### Exercise instructions:
Print all entries word for word.

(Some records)
** Start **

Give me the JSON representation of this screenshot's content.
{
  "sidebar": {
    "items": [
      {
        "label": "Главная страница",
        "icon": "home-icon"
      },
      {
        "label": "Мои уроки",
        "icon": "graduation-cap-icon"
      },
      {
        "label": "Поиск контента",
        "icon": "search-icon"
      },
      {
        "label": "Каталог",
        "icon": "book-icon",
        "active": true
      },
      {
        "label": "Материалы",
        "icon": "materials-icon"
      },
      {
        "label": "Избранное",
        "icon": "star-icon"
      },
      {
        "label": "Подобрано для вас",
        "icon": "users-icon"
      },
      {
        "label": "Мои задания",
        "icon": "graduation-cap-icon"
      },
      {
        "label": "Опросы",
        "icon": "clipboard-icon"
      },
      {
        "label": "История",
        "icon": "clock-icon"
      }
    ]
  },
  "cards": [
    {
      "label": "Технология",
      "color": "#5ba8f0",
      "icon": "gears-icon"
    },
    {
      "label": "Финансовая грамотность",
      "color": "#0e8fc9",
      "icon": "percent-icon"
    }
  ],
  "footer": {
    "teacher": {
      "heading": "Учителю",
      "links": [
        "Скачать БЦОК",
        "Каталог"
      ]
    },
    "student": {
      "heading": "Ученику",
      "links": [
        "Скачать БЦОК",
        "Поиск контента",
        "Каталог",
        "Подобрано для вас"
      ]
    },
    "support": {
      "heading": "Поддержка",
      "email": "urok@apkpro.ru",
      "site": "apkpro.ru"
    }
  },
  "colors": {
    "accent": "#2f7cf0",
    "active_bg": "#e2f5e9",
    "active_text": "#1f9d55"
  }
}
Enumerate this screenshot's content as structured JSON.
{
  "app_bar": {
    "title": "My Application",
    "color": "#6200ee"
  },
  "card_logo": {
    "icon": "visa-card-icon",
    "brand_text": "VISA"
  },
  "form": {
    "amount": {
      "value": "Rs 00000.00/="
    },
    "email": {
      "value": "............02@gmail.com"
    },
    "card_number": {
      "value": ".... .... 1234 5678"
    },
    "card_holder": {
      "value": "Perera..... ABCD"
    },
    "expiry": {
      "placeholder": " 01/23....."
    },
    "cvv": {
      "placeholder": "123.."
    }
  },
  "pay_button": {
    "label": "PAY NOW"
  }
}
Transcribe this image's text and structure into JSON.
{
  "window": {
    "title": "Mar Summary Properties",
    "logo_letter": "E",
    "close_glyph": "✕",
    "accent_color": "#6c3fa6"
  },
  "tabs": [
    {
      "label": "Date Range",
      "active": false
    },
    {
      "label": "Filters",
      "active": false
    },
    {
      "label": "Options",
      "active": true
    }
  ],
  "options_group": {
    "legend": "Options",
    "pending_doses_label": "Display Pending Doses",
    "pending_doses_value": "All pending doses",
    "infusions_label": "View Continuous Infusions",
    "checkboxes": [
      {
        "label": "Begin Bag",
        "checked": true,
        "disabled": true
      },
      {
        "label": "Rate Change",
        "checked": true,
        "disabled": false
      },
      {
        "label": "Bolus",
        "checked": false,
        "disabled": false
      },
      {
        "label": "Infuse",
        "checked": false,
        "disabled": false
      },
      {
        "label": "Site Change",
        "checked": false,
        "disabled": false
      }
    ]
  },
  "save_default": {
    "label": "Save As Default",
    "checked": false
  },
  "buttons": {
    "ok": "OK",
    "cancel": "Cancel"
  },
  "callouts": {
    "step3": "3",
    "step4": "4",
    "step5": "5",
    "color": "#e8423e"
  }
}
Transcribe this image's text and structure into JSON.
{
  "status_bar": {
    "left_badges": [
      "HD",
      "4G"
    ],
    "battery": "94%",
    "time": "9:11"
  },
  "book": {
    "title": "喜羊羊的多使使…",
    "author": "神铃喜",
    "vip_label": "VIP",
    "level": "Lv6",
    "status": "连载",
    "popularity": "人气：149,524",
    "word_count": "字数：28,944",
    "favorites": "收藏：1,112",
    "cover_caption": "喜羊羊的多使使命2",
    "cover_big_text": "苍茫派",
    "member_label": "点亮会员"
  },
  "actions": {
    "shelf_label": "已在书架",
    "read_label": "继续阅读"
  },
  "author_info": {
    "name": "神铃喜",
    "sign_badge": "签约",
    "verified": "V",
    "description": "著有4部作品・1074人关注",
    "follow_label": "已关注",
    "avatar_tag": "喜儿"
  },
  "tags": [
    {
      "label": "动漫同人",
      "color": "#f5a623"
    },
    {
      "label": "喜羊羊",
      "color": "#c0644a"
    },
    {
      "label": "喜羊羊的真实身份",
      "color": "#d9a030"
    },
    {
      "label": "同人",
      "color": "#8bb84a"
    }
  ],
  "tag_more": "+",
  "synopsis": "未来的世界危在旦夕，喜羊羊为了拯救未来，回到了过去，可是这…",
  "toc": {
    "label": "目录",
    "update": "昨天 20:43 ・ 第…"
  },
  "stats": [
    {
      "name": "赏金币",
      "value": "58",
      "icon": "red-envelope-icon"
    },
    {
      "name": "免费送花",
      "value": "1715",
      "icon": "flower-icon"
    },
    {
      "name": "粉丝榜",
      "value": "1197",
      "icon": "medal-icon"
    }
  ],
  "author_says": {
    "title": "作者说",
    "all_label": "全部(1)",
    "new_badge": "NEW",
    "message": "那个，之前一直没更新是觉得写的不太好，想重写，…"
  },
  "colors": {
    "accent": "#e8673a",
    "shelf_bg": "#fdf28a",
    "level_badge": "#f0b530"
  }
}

** End **

### Solved exercise:
Give me the JSON representation of this screenshot's content.
{
  "sidebar": {
    "items": [
      {
        "label": "Главная страница",
        "icon": "home-icon"
      },
      {
        "label": "Мои уроки",
        "icon": "graduation-cap-icon"
      },
      {
        "label": "Поиск контента",
        "icon": "search-icon"
      },
      {
        "label": "Каталог",
        "icon": "book-icon",
        "active": true
      },
      {
        "label": "Материалы",
        "icon": "materials-icon"
      },
      {
        "label": "Избранное",
        "icon": "star-icon"
      },
      {
        "label": "Подобрано для вас",
        "icon": "users-icon"
      },
      {
        "label": "Мои задания",
        "icon": "graduation-cap-icon"
      },
      {
        "label": "Опросы",
        "icon": "clipboard-icon"
      },
      {
        "label": "История",
        "icon": "clock-icon"
      }
    ]
  },
  "cards": [
    {
      "label": "Технология",
      "color": "#5ba8f0",
      "icon": "gears-icon"
    },
    {
      "label": "Финансовая грамотность",
      "color": "#0e8fc9",
      "icon": "percent-icon"
    }
  ],
  "footer": {
    "teacher": {
      "heading": "Учителю",
      "links": [
        "Скачать БЦОК",
        "Каталог"
      ]
    },
    "student": {
      "heading": "Ученику",
      "links": [
        "Скачать БЦОК",
        "Поиск контента",
        "Каталог",
        "Подобрано для вас"
      ]
    },
    "support": {
      "heading": "Поддержка",
      "email": "urok@apkpro.ru",
      "site": "apkpro.ru"
    }
  },
  "colors": {
    "accent": "#2f7cf0",
    "active_bg": "#e2f5e9",
    "active_text": "#1f9d55"
  }
}
Enumerate this screenshot's content as structured JSON.
{
  "app_bar": {
    "title": "My Application",
    "color": "#6200ee"
  },
  "card_logo": {
    "icon": "visa-card-icon",
    "brand_text": "VISA"
  },
  "form": {
    "amount": {
      "value": "Rs 00000.00/="
    },
    "email": {
      "value": "............02@gmail.com"
    },
    "card_number": {
      "value": ".... .... 1234 5678"
    },
    "card_holder": {
      "value": "Perera..... ABCD"
    },
    "expiry": {
      "placeholder": " 01/23....."
    },
    "cvv": {
      "placeholder": "123.."
    }
  },
  "pay_button": {
    "label": "PAY NOW"
  }
}
Transcribe this image's text and structure into JSON.
{
  "window": {
    "title": "Mar Summary Properties",
    "logo_letter": "E",
    "close_glyph": "✕",
    "accent_color": "#6c3fa6"
  },
  "tabs": [
    {
      "label": "Date Range",
      "active": false
    },
    {
      "label": "Filters",
      "active": false
    },
    {
      "label": "Options",
      "active": true
    }
  ],
  "options_group": {
    "legend": "Options",
    "pending_doses_label": "Display Pending Doses",
    "pending_doses_value": "All pending doses",
    "infusions_label": "View Continuous Infusions",
    "checkboxes": [
      {
        "label": "Begin Bag",
        "checked": true,
        "disabled": true
      },
      {
        "label": "Rate Change",
        "checked": true,
        "disabled": false
      },
      {
        "label": "Bolus",
        "checked": false,
        "disabled": false
      },
      {
        "label": "Infuse",
        "checked": false,
        "disabled": false
      },
      {
        "label": "Site Change",
        "checked": false,
        "disabled": false
      }
    ]
  },
  "save_default": {
    "label": "Save As Default",
    "checked": false
  },
  "buttons": {
    "ok": "OK",
    "cancel": "Cancel"
  },
  "callouts": {
    "step3": "3",
    "step4": "4",
    "step5": "5",
    "color": "#e8423e"
  }
}
Transcribe this image's text and structure into JSON.
{
  "status_bar": {
    "left_badges": [
      "HD",
      "4G"
    ],
    "battery": "94%",
    "time": "9:11"
  },
  "book": {
    "title": "喜羊羊的多使使…",
    "author": "神铃喜",
    "vip_label": "VIP",
    "level": "Lv6",
    "status": "连载",
    "popularity": "人气：149,524",
    "word_count": "字数：28,944",
    "favorites": "收藏：1,112",
    "cover_caption": "喜羊羊的多使使命2",
    "cover_big_text": "苍茫派",
    "member_label": "点亮会员"
  },
  "actions": {
    "shelf_label": "已在书架",
    "read_label": "继续阅读"
  },
  "author_info": {
    "name": "神铃喜",
    "sign_badge": "签约",
    "verified": "V",
    "description": "著有4部作品・1074人关注",
    "follow_label": "已关注",
    "avatar_tag": "喜儿"
  },
  "tags": [
    {
      "label": "动漫同人",
      "color": "#f5a623"
    },
    {
      "label": "喜羊羊",
      "color": "#c0644a"
    },
    {
      "label": "喜羊羊的真实身份",
      "color": "#d9a030"
    },
    {
      "label": "同人",
      "color": "#8bb84a"
    }
  ],
  "tag_more": "+",
  "synopsis": "未来的世界危在旦夕，喜羊羊为了拯救未来，回到了过去，可是这…",
  "toc": {
    "label": "目录",
    "update": "昨天 20:43 ・ 第…"
  },
  "stats": [
    {
      "name": "赏金币",
      "value": "58",
      "icon": "red-envelope-icon"
    },
    {
      "name": "免费送花",
      "value": "1715",
      "icon": "flower-icon"
    },
    {
      "name": "粉丝榜",
      "value": "1197",
      "icon": "medal-icon"
    }
  ],
  "author_says": {
    "title": "作者说",
    "all_label": "全部(1)",
    "new_badge": "NEW",
    "message": "那个，之前一直没更新是觉得写的不太好，想重写，…"
  },
  "colors": {
    "accent": "#e8673a",
    "shelf_bg": "#fdf28a",
    "level_badge": "#f0b530"
  }
}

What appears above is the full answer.